_What you should do:_ Check every line of the entries below for the word "period", and copy the ones that have it.

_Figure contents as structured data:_
= = = =

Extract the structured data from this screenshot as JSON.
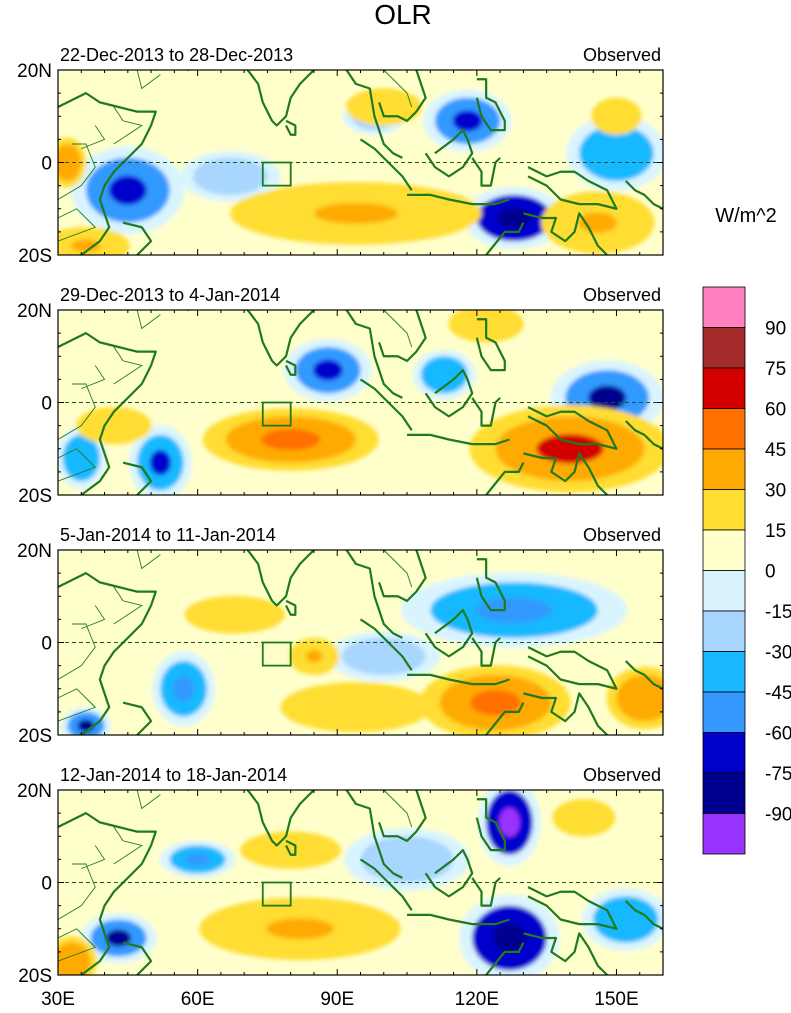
{
  "chart_data": {
    "type": "heatmap",
    "title": "OLR",
    "units": "W/m^2",
    "x_ticks": [
      "30E",
      "60E",
      "90E",
      "120E",
      "150E"
    ],
    "x_values": [
      30,
      60,
      90,
      120,
      150
    ],
    "xlim": [
      30,
      160
    ],
    "y_ticks": [
      "20N",
      "0",
      "20S"
    ],
    "y_values": [
      20,
      0,
      -20
    ],
    "ylim": [
      -20,
      20
    ],
    "colorbar": {
      "labels": [
        "90",
        "75",
        "60",
        "45",
        "30",
        "15",
        "0",
        "-15",
        "-30",
        "-45",
        "-60",
        "-75",
        "-90"
      ],
      "colors": [
        "#ff7fc0",
        "#a52a2a",
        "#d40000",
        "#ff7000",
        "#ffaa00",
        "#ffdd33",
        "#ffffcc",
        "#d9f4ff",
        "#a8d6ff",
        "#19b8ff",
        "#3399ff",
        "#0000cc",
        "#000090",
        "#9933ff"
      ]
    },
    "highlight_box": {
      "lon": [
        74,
        80
      ],
      "lat": [
        -5,
        0
      ]
    },
    "panels": [
      {
        "period": "22-Dec-2013 to 28-Dec-2013",
        "label": "Observed",
        "anomalies": [
          {
            "lon": 45,
            "lat": -6,
            "rx": 9,
            "ry": 7,
            "level": "-45",
            "core": "-60"
          },
          {
            "lon": 67,
            "lat": -3,
            "rx": 8,
            "ry": 4,
            "level": "-15",
            "core": null
          },
          {
            "lon": 98,
            "lat": 10,
            "rx": 5,
            "ry": 3,
            "level": "-15",
            "core": null
          },
          {
            "lon": 118,
            "lat": 9,
            "rx": 7,
            "ry": 5,
            "level": "-45",
            "core": "-60"
          },
          {
            "lon": 128,
            "lat": -12,
            "rx": 8,
            "ry": 5,
            "level": "-60",
            "core": "-75"
          },
          {
            "lon": 150,
            "lat": 2,
            "rx": 8,
            "ry": 6,
            "level": "-30",
            "core": null
          },
          {
            "lon": 94,
            "lat": -11,
            "rx": 20,
            "ry": 5,
            "level": "15",
            "core": "30"
          },
          {
            "lon": 146,
            "lat": -13,
            "rx": 9,
            "ry": 5,
            "level": "15",
            "core": "30"
          },
          {
            "lon": 32,
            "lat": 0,
            "rx": 3,
            "ry": 4,
            "level": "30",
            "core": null
          },
          {
            "lon": 36,
            "lat": -18,
            "rx": 7,
            "ry": 3,
            "level": "15",
            "core": "30"
          },
          {
            "lon": 150,
            "lat": 10,
            "rx": 4,
            "ry": 3,
            "level": "15",
            "core": null
          },
          {
            "lon": 100,
            "lat": 12,
            "rx": 6,
            "ry": 3,
            "level": "15",
            "core": null
          }
        ]
      },
      {
        "period": "29-Dec-2013 to 4-Jan-2014",
        "label": "Observed",
        "anomalies": [
          {
            "lon": 88,
            "lat": 7,
            "rx": 7,
            "ry": 5,
            "level": "-45",
            "core": "-60"
          },
          {
            "lon": 113,
            "lat": 6,
            "rx": 5,
            "ry": 4,
            "level": "-30",
            "core": null
          },
          {
            "lon": 148,
            "lat": 1,
            "rx": 9,
            "ry": 6,
            "level": "-45",
            "core": "-75"
          },
          {
            "lon": 52,
            "lat": -13,
            "rx": 5,
            "ry": 6,
            "level": "-30",
            "core": "-60"
          },
          {
            "lon": 35,
            "lat": -12,
            "rx": 4,
            "ry": 5,
            "level": "-30",
            "core": null
          },
          {
            "lon": 80,
            "lat": -8,
            "rx": 14,
            "ry": 5,
            "level": "30",
            "core": "45"
          },
          {
            "lon": 140,
            "lat": -10,
            "rx": 16,
            "ry": 7,
            "level": "30",
            "core": "60"
          },
          {
            "lon": 122,
            "lat": 17,
            "rx": 6,
            "ry": 3,
            "level": "15",
            "core": null
          },
          {
            "lon": 42,
            "lat": -5,
            "rx": 6,
            "ry": 3,
            "level": "15",
            "core": null
          }
        ]
      },
      {
        "period": "5-Jan-2014 to 11-Jan-2014",
        "label": "Observed",
        "anomalies": [
          {
            "lon": 128,
            "lat": 7,
            "rx": 18,
            "ry": 6,
            "level": "-30",
            "core": "-45"
          },
          {
            "lon": 57,
            "lat": -10,
            "rx": 5,
            "ry": 6,
            "level": "-30",
            "core": "-45"
          },
          {
            "lon": 36,
            "lat": -18,
            "rx": 4,
            "ry": 3,
            "level": "-45",
            "core": "-75"
          },
          {
            "lon": 100,
            "lat": -3,
            "rx": 9,
            "ry": 4,
            "level": "-15",
            "core": null
          },
          {
            "lon": 68,
            "lat": 6,
            "rx": 8,
            "ry": 3,
            "level": "15",
            "core": null
          },
          {
            "lon": 85,
            "lat": -3,
            "rx": 4,
            "ry": 3,
            "level": "15",
            "core": "30"
          },
          {
            "lon": 124,
            "lat": -13,
            "rx": 12,
            "ry": 6,
            "level": "30",
            "core": "45"
          },
          {
            "lon": 156,
            "lat": -12,
            "rx": 6,
            "ry": 5,
            "level": "30",
            "core": null
          },
          {
            "lon": 94,
            "lat": -14,
            "rx": 12,
            "ry": 4,
            "level": "15",
            "core": null
          }
        ]
      },
      {
        "period": "12-Jan-2014 to 18-Jan-2014",
        "label": "Observed",
        "anomalies": [
          {
            "lon": 127,
            "lat": 13,
            "rx": 5,
            "ry": 7,
            "level": "-60",
            "core": "-90"
          },
          {
            "lon": 127,
            "lat": -12,
            "rx": 8,
            "ry": 7,
            "level": "-60",
            "core": "-75"
          },
          {
            "lon": 43,
            "lat": -12,
            "rx": 6,
            "ry": 4,
            "level": "-45",
            "core": "-75"
          },
          {
            "lon": 60,
            "lat": 5,
            "rx": 6,
            "ry": 3,
            "level": "-30",
            "core": "-45"
          },
          {
            "lon": 105,
            "lat": 5,
            "rx": 10,
            "ry": 5,
            "level": "-15",
            "core": null
          },
          {
            "lon": 152,
            "lat": -8,
            "rx": 7,
            "ry": 5,
            "level": "-30",
            "core": null
          },
          {
            "lon": 82,
            "lat": -10,
            "rx": 16,
            "ry": 5,
            "level": "15",
            "core": "30"
          },
          {
            "lon": 80,
            "lat": 7,
            "rx": 8,
            "ry": 3,
            "level": "15",
            "core": null
          },
          {
            "lon": 33,
            "lat": -17,
            "rx": 4,
            "ry": 4,
            "level": "30",
            "core": null
          },
          {
            "lon": 143,
            "lat": 14,
            "rx": 5,
            "ry": 3,
            "level": "15",
            "core": null
          }
        ]
      }
    ]
  }
}
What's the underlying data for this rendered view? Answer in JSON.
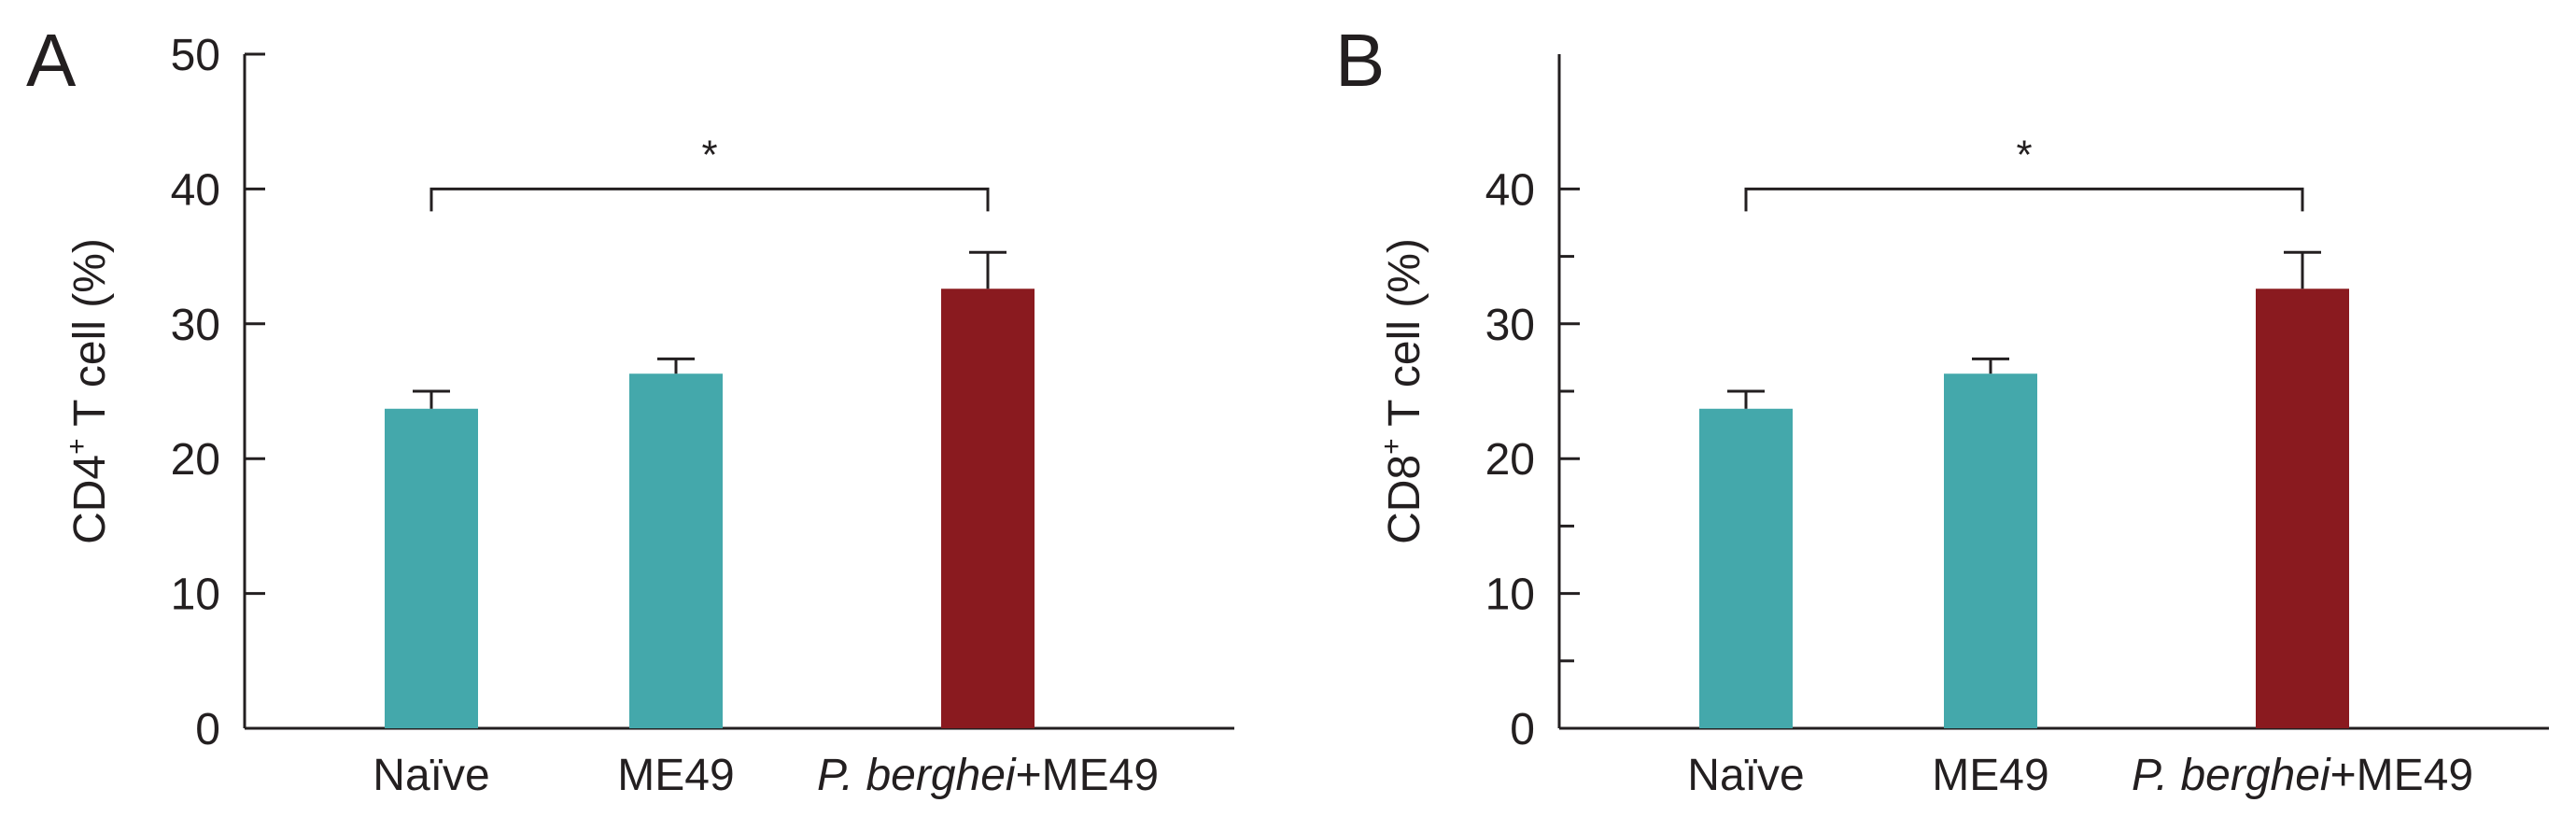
{
  "chart_data": [
    {
      "type": "bar",
      "panel_label": "A",
      "categories": [
        "Naïve",
        "ME49",
        "P. berghei+ME49"
      ],
      "category_parts": [
        [
          {
            "text": "Naïve",
            "italic": false
          }
        ],
        [
          {
            "text": "ME49",
            "italic": false
          }
        ],
        [
          {
            "text": "P. berghei",
            "italic": true
          },
          {
            "text": "+ME49",
            "italic": false
          }
        ]
      ],
      "values": [
        23.7,
        26.3,
        32.6
      ],
      "errors": [
        1.3,
        1.1,
        2.7
      ],
      "bar_colors": [
        "#44a8ab",
        "#44a8ab",
        "#8a1a1f"
      ],
      "ylabel_main": "CD4",
      "ylabel_sup": "+",
      "ylabel_rest": " T cell (%)",
      "ylim": [
        0,
        50
      ],
      "yticks": [
        0,
        10,
        20,
        30,
        40,
        50
      ],
      "minor_ticks": [],
      "significance": {
        "from": 0,
        "to": 2,
        "label": "*",
        "level": 40
      }
    },
    {
      "type": "bar",
      "panel_label": "B",
      "categories": [
        "Naïve",
        "ME49",
        "P. berghei+ME49"
      ],
      "category_parts": [
        [
          {
            "text": "Naïve",
            "italic": false
          }
        ],
        [
          {
            "text": "ME49",
            "italic": false
          }
        ],
        [
          {
            "text": "P. berghei",
            "italic": true
          },
          {
            "text": "+ME49",
            "italic": false
          }
        ]
      ],
      "values": [
        23.7,
        26.3,
        32.6
      ],
      "errors": [
        1.3,
        1.1,
        2.7
      ],
      "bar_colors": [
        "#44a8ab",
        "#44a8ab",
        "#8a1a1f"
      ],
      "ylabel_main": "CD8",
      "ylabel_sup": "+",
      "ylabel_rest": " T cell (%)",
      "ylim": [
        0,
        50
      ],
      "yticks": [
        0,
        10,
        20,
        30,
        40
      ],
      "minor_ticks": [
        5,
        15,
        25,
        35
      ],
      "significance": {
        "from": 0,
        "to": 2,
        "label": "*",
        "level": 40
      }
    }
  ]
}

= = = =

_The response:_
        "period": "22-Dec-2013 to 28-Dec-2013",
        "period": "29-Dec-2013 to 4-Jan-2014",
        "period": "5-Jan-2014 to 11-Jan-2014",
        "period": "12-Jan-2014 to 18-Jan-2014",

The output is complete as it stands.